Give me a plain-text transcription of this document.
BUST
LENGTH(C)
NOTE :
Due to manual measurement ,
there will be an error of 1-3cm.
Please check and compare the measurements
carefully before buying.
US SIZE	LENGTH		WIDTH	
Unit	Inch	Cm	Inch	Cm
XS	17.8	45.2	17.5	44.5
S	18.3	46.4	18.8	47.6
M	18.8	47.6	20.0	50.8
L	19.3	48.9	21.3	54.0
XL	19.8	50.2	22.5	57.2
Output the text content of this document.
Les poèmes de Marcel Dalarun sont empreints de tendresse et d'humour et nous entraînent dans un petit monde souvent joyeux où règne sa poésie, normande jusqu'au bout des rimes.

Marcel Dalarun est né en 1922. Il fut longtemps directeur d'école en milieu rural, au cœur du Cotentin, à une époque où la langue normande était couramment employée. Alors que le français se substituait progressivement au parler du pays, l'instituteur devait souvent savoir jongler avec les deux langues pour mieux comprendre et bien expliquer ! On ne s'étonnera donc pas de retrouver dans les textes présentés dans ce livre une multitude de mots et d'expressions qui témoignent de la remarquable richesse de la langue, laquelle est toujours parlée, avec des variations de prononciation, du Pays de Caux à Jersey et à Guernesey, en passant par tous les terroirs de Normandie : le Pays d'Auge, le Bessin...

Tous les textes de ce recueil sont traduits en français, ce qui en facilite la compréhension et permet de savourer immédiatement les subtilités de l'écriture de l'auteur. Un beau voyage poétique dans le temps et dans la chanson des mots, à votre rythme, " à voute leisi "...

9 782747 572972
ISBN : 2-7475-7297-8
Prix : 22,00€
+--
Problem statement:
Of all the lines in the material above, how many contain the word "this"? Give only the count.

Reply to the exercise:
2